"""
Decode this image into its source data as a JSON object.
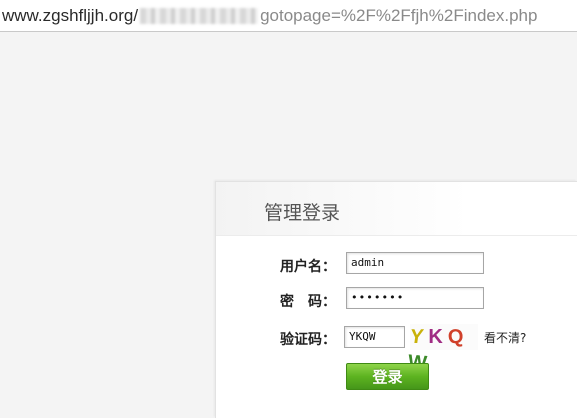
{
  "browser": {
    "url_prefix": "www.zgshfljjh.org/",
    "url_suffix": "gotopage=%2F%2Ffjh%2Findex.php"
  },
  "login": {
    "title": "管理登录",
    "username_label": "用户名：",
    "username_value": "admin",
    "password_label": "密　码：",
    "password_value": "•••••••",
    "captcha_label": "验证码：",
    "captcha_value": "YKQW",
    "captcha_image_text": [
      "Y",
      "K",
      "Q",
      "W"
    ],
    "refresh_link": "看不清?",
    "submit_label": "登录"
  },
  "colors": {
    "button_green": "#5db320",
    "captcha_colors": [
      "#c9b20a",
      "#a02d84",
      "#d0402a",
      "#3c8a2a"
    ]
  }
}
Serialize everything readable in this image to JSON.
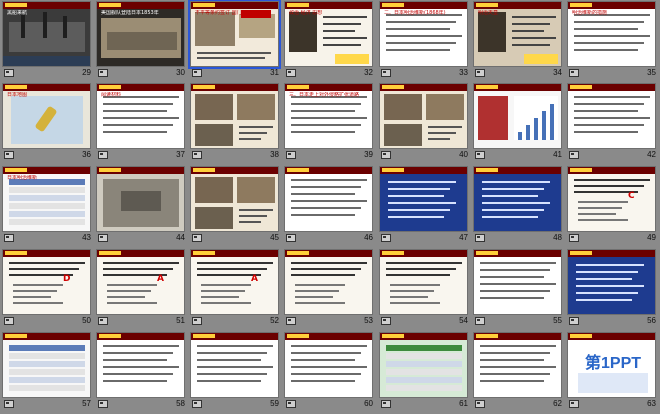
{
  "view": "slide-sorter",
  "selected_slide": 31,
  "slides": [
    {
      "number": "29",
      "title": "黑船来航",
      "style": "dark-ship"
    },
    {
      "number": "30",
      "title": "美国舰队登陆日本1853年",
      "style": "dark-photo"
    },
    {
      "number": "31",
      "title": "不平等条约签订 国门洞开",
      "style": "beige-photo"
    },
    {
      "number": "32",
      "title": "政治 经济 思想",
      "style": "portrait"
    },
    {
      "number": "33",
      "title": "二、日本明治维新(1868年)",
      "style": "white-text"
    },
    {
      "number": "34",
      "title": "明治天皇",
      "style": "portrait-dark"
    },
    {
      "number": "35",
      "title": "明治维新的措施",
      "style": "white-text"
    },
    {
      "number": "36",
      "title": "日本地图",
      "style": "map"
    },
    {
      "number": "37",
      "title": "阅读材料",
      "style": "white-text"
    },
    {
      "number": "38",
      "title": "",
      "style": "photos"
    },
    {
      "number": "39",
      "title": "三、日本走上对外侵略扩张道路",
      "style": "white-text"
    },
    {
      "number": "40",
      "title": "",
      "style": "photos"
    },
    {
      "number": "41",
      "title": "",
      "style": "chart"
    },
    {
      "number": "42",
      "title": "",
      "style": "white-text"
    },
    {
      "number": "43",
      "title": "日本明治维新",
      "style": "table"
    },
    {
      "number": "44",
      "title": "",
      "style": "sketch"
    },
    {
      "number": "45",
      "title": "",
      "style": "photos"
    },
    {
      "number": "46",
      "title": "",
      "style": "white-text"
    },
    {
      "number": "47",
      "title": "",
      "style": "blue-dark"
    },
    {
      "number": "48",
      "title": "",
      "style": "blue-dark"
    },
    {
      "number": "49",
      "title": "C",
      "style": "quiz"
    },
    {
      "number": "50",
      "title": "D",
      "style": "quiz"
    },
    {
      "number": "51",
      "title": "A",
      "style": "quiz"
    },
    {
      "number": "52",
      "title": "A",
      "style": "quiz"
    },
    {
      "number": "53",
      "title": "",
      "style": "quiz"
    },
    {
      "number": "54",
      "title": "",
      "style": "quiz"
    },
    {
      "number": "55",
      "title": "",
      "style": "white-text"
    },
    {
      "number": "56",
      "title": "",
      "style": "blue-dark"
    },
    {
      "number": "57",
      "title": "",
      "style": "table"
    },
    {
      "number": "58",
      "title": "",
      "style": "white-text"
    },
    {
      "number": "59",
      "title": "",
      "style": "white-text"
    },
    {
      "number": "60",
      "title": "",
      "style": "white-text"
    },
    {
      "number": "61",
      "title": "",
      "style": "green-table"
    },
    {
      "number": "62",
      "title": "",
      "style": "white-text"
    },
    {
      "number": "63",
      "title": "第1PPT",
      "style": "logo"
    }
  ],
  "colors": {
    "background": "#8a8a8a",
    "selection": "#2b57d8",
    "header": "#6b0000"
  }
}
"""
_WRITTEN EXERCISE_:
Each record above is to be restated exactly, with its pictures removed from the copy.

_SOLUTION TO THIS TASK_:
Decode this image into its source data as a JSON object.
{
  "browser": {
    "url_prefix": "www.zgshfljjh.org/",
    "url_suffix": "gotopage=%2F%2Ffjh%2Findex.php"
  },
  "login": {
    "title": "管理登录",
    "username_label": "用户名：",
    "username_value": "admin",
    "password_label": "密　码：",
    "password_value": "•••••••",
    "captcha_label": "验证码：",
    "captcha_value": "YKQW",
    "captcha_image_text": [
      "Y",
      "K",
      "Q",
      "W"
    ],
    "refresh_link": "看不清?",
    "submit_label": "登录"
  },
  "colors": {
    "button_green": "#5db320",
    "captcha_colors": [
      "#c9b20a",
      "#a02d84",
      "#d0402a",
      "#3c8a2a"
    ]
  }
}
Serialize everything readable in this image to JSON.
{
  "view": "slide-sorter",
  "selected_slide": 31,
  "slides": [
    {
      "number": "29",
      "title": "黑船来航",
      "style": "dark-ship"
    },
    {
      "number": "30",
      "title": "美国舰队登陆日本1853年",
      "style": "dark-photo"
    },
    {
      "number": "31",
      "title": "不平等条约签订 国门洞开",
      "style": "beige-photo"
    },
    {
      "number": "32",
      "title": "政治 经济 思想",
      "style": "portrait"
    },
    {
      "number": "33",
      "title": "二、日本明治维新(1868年)",
      "style": "white-text"
    },
    {
      "number": "34",
      "title": "明治天皇",
      "style": "portrait-dark"
    },
    {
      "number": "35",
      "title": "明治维新的措施",
      "style": "white-text"
    },
    {
      "number": "36",
      "title": "日本地图",
      "style": "map"
    },
    {
      "number": "37",
      "title": "阅读材料",
      "style": "white-text"
    },
    {
      "number": "38",
      "title": "",
      "style": "photos"
    },
    {
      "number": "39",
      "title": "三、日本走上对外侵略扩张道路",
      "style": "white-text"
    },
    {
      "number": "40",
      "title": "",
      "style": "photos"
    },
    {
      "number": "41",
      "title": "",
      "style": "chart"
    },
    {
      "number": "42",
      "title": "",
      "style": "white-text"
    },
    {
      "number": "43",
      "title": "日本明治维新",
      "style": "table"
    },
    {
      "number": "44",
      "title": "",
      "style": "sketch"
    },
    {
      "number": "45",
      "title": "",
      "style": "photos"
    },
    {
      "number": "46",
      "title": "",
      "style": "white-text"
    },
    {
      "number": "47",
      "title": "",
      "style": "blue-dark"
    },
    {
      "number": "48",
      "title": "",
      "style": "blue-dark"
    },
    {
      "number": "49",
      "title": "C",
      "style": "quiz"
    },
    {
      "number": "50",
      "title": "D",
      "style": "quiz"
    },
    {
      "number": "51",
      "title": "A",
      "style": "quiz"
    },
    {
      "number": "52",
      "title": "A",
      "style": "quiz"
    },
    {
      "number": "53",
      "title": "",
      "style": "quiz"
    },
    {
      "number": "54",
      "title": "",
      "style": "quiz"
    },
    {
      "number": "55",
      "title": "",
      "style": "white-text"
    },
    {
      "number": "56",
      "title": "",
      "style": "blue-dark"
    },
    {
      "number": "57",
      "title": "",
      "style": "table"
    },
    {
      "number": "58",
      "title": "",
      "style": "white-text"
    },
    {
      "number": "59",
      "title": "",
      "style": "white-text"
    },
    {
      "number": "60",
      "title": "",
      "style": "white-text"
    },
    {
      "number": "61",
      "title": "",
      "style": "green-table"
    },
    {
      "number": "62",
      "title": "",
      "style": "white-text"
    },
    {
      "number": "63",
      "title": "第1PPT",
      "style": "logo"
    }
  ],
  "colors": {
    "background": "#8a8a8a",
    "selection": "#2b57d8",
    "header": "#6b0000"
  }
}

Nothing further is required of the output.